[start of Entries supplied]

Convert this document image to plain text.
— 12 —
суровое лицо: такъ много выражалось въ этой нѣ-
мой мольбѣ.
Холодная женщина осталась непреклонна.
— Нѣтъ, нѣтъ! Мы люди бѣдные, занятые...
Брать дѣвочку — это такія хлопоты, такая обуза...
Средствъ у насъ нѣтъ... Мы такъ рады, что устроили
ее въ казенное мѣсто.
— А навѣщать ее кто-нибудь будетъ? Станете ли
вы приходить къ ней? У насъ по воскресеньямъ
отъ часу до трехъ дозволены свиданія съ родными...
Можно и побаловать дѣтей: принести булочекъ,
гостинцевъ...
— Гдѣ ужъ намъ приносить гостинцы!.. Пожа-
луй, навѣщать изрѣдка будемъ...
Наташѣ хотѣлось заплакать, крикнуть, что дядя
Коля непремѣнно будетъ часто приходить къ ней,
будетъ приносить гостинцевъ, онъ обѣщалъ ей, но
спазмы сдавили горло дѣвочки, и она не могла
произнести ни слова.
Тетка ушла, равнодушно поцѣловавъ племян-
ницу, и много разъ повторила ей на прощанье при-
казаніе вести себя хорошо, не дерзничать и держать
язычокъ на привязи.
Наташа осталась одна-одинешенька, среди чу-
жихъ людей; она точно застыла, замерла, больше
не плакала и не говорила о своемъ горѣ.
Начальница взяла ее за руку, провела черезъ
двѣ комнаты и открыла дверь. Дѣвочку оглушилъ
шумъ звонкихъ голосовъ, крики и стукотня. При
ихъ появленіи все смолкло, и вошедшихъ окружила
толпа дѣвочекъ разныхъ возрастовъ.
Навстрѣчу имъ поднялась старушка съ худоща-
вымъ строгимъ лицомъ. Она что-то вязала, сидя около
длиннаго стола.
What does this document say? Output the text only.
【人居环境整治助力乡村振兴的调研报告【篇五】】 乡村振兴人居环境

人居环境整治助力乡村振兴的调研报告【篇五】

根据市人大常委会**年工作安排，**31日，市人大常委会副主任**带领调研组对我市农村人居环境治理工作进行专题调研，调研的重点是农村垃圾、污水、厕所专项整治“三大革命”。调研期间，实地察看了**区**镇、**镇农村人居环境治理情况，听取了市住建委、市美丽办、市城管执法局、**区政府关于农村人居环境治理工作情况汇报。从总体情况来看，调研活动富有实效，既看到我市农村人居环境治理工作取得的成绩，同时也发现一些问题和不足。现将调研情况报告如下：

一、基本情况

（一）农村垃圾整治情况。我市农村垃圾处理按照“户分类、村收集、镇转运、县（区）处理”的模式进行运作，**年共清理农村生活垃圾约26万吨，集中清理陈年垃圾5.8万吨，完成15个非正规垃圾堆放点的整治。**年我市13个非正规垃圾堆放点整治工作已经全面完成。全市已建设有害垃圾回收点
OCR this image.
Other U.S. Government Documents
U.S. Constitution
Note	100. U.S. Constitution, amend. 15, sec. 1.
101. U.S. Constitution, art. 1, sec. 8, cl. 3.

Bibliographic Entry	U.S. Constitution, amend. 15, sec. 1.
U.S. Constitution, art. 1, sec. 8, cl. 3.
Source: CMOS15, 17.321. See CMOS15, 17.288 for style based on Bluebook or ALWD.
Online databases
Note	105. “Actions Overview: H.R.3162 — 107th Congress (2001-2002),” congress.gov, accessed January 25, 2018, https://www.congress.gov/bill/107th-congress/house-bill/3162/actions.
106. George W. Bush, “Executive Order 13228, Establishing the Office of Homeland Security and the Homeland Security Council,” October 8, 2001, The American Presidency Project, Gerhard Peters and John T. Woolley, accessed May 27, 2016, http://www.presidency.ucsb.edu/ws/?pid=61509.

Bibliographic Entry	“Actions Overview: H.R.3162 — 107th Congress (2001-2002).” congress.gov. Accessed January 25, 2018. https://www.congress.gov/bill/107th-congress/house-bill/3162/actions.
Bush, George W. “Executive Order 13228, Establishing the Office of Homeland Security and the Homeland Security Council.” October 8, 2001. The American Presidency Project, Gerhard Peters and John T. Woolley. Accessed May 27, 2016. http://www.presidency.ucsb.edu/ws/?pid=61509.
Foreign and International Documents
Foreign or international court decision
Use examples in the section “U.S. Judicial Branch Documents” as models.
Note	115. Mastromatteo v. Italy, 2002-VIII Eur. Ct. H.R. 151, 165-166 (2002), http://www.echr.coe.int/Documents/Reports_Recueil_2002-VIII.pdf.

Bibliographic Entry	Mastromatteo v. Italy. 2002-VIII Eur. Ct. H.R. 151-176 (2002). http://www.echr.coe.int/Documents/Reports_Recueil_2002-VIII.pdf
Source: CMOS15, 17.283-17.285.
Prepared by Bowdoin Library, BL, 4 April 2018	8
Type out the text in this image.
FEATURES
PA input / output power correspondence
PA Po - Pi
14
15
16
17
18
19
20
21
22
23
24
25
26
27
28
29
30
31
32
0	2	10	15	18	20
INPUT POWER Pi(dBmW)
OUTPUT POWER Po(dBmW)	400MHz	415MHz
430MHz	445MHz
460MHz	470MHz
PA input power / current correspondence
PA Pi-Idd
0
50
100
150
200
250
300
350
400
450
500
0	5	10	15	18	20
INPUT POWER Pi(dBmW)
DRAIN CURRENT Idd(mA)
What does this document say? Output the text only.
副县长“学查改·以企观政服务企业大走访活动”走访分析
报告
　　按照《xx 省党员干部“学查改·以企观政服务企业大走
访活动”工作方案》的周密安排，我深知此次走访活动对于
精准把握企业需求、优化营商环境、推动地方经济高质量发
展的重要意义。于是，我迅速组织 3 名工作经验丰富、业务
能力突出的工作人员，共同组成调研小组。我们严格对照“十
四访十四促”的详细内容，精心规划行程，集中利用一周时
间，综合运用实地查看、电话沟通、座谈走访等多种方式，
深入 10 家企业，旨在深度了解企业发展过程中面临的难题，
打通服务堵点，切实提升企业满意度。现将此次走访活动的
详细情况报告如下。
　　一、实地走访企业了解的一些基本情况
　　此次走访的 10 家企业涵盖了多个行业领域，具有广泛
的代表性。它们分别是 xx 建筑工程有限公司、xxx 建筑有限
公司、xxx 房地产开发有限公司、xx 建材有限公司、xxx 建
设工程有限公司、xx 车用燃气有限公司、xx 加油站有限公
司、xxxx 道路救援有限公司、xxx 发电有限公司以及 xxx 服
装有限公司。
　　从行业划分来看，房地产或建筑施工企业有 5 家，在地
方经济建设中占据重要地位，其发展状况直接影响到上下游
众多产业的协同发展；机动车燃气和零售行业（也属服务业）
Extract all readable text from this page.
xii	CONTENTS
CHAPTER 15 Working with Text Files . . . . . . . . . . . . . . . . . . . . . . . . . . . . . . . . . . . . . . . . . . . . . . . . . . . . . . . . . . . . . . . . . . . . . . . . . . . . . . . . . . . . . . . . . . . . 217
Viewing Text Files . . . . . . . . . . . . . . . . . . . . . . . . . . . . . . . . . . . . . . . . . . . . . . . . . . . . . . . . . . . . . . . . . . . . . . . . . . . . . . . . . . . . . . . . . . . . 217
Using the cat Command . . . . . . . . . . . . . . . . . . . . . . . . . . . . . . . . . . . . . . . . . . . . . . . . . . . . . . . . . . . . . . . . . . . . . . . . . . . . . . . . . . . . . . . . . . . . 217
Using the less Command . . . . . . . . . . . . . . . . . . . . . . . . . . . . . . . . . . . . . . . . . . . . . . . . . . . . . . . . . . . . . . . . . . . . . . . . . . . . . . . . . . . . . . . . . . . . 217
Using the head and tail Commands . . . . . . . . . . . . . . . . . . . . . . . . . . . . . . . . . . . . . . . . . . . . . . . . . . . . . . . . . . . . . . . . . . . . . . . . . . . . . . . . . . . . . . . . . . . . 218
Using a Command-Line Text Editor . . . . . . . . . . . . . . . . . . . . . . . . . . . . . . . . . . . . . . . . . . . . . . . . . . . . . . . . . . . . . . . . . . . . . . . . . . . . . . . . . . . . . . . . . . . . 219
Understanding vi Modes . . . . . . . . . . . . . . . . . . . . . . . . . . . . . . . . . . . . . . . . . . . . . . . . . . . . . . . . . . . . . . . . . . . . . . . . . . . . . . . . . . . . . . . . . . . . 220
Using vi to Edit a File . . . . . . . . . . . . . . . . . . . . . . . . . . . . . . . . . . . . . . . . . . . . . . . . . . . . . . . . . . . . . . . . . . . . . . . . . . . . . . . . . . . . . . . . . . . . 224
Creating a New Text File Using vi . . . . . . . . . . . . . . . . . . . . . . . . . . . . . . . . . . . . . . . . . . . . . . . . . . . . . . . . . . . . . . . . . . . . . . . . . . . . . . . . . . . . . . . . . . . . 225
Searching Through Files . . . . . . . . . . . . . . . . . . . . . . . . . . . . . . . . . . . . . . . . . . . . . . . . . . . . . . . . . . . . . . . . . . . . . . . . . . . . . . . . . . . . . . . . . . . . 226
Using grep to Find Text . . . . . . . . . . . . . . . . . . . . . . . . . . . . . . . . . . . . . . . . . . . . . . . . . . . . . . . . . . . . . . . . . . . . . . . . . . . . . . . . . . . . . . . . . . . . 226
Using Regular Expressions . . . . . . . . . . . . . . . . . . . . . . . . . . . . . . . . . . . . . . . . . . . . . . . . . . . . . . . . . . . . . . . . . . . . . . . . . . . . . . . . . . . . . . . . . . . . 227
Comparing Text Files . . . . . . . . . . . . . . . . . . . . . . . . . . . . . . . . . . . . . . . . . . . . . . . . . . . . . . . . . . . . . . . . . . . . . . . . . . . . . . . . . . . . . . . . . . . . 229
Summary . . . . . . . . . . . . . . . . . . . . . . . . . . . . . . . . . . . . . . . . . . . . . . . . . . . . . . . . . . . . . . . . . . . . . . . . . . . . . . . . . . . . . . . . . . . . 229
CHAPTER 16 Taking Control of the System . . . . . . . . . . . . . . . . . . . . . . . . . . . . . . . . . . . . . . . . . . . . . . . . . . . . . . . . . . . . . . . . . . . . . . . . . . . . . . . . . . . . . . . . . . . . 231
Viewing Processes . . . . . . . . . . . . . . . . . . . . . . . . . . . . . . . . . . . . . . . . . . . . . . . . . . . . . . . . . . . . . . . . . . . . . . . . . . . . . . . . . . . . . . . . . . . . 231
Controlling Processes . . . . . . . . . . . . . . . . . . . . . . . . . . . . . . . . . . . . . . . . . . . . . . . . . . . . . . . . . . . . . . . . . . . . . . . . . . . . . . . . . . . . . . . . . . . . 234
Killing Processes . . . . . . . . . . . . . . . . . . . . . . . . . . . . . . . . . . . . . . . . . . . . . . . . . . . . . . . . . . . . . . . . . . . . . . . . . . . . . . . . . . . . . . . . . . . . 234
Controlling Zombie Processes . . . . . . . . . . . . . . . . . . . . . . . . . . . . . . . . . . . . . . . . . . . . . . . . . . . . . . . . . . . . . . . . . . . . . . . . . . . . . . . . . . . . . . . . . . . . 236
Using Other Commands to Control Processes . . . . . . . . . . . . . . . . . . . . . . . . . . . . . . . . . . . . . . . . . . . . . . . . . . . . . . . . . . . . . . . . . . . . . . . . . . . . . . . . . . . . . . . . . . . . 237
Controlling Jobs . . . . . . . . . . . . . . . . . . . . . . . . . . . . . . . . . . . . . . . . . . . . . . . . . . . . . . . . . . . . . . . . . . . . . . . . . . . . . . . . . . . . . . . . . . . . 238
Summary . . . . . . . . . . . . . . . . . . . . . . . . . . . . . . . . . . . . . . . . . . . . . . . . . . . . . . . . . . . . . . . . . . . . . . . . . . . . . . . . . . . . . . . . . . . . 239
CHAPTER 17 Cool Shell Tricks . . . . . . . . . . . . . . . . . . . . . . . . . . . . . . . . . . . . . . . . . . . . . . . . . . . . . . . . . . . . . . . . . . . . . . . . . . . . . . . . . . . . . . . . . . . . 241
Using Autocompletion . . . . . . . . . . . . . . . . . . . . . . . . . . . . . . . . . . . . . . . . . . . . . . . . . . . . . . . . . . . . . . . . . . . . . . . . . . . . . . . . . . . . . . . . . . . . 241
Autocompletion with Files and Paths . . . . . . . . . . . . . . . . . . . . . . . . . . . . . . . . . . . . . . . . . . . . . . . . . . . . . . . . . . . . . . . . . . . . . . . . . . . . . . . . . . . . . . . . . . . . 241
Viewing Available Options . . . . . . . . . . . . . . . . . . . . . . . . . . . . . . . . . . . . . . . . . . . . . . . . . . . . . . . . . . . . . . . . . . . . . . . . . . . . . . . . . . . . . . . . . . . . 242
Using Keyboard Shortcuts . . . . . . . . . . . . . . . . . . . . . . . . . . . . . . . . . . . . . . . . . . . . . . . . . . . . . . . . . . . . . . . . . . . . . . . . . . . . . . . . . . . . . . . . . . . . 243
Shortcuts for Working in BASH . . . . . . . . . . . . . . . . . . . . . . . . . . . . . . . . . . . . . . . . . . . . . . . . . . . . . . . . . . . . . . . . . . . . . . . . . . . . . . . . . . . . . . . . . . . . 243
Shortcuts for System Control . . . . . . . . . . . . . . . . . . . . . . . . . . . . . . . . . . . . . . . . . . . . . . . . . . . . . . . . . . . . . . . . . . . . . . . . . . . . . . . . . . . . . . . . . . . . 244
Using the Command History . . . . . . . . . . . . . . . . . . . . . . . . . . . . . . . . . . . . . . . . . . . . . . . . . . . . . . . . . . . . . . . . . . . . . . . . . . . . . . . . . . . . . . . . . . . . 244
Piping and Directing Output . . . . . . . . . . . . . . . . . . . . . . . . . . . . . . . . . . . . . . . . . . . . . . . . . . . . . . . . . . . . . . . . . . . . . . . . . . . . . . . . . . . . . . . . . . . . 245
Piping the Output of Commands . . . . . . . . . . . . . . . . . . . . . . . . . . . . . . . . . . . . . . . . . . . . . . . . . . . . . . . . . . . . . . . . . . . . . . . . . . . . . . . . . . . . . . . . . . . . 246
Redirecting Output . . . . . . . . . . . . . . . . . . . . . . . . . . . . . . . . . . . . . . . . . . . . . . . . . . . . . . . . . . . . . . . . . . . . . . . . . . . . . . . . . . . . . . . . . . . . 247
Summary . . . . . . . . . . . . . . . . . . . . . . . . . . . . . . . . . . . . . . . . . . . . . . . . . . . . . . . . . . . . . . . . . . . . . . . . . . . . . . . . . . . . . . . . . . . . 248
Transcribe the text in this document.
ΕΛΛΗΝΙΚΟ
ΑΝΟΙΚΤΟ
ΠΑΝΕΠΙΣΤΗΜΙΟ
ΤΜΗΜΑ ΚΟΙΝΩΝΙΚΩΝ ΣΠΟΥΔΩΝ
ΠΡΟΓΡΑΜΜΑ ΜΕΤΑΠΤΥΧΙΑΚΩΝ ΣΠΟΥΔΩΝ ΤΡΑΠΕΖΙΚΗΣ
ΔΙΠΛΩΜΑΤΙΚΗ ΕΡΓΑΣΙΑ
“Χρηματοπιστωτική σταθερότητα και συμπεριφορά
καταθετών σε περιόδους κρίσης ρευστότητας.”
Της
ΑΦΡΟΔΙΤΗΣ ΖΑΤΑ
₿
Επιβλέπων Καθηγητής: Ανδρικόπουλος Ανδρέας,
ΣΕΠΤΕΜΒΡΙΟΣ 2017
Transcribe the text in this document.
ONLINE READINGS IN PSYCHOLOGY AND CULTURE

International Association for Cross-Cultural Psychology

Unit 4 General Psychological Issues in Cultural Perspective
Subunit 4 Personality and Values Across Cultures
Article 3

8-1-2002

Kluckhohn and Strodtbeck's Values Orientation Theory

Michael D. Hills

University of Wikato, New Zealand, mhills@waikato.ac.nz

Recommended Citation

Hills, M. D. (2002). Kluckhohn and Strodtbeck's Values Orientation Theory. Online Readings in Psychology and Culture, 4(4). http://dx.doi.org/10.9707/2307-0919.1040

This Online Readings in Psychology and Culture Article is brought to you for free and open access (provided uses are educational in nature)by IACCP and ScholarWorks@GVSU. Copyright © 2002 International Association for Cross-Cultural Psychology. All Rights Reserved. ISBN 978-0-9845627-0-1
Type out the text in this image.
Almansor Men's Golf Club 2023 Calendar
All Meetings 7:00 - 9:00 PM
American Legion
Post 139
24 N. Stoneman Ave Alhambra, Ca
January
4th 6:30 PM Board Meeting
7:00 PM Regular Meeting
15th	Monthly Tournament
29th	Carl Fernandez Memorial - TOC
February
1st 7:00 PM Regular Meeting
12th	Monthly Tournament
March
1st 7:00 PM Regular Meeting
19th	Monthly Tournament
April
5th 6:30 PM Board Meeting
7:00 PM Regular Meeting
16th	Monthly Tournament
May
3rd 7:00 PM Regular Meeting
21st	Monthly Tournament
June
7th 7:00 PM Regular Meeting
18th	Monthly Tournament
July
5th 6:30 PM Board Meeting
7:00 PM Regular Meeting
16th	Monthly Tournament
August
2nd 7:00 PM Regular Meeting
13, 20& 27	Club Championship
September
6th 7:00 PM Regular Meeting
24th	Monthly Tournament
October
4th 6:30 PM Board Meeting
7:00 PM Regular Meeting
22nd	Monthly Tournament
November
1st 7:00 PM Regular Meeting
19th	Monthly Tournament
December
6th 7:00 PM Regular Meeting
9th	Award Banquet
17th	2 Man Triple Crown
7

[end of Entries supplied]

▶ What is asked
Scan the material above. Copy each line where "такъ" occurs.

▶ Result of the exercise
суровое лицо: такъ много выражалось въ этой нѣ-
Средствъ у насъ нѣтъ... Мы такъ рады, что устроили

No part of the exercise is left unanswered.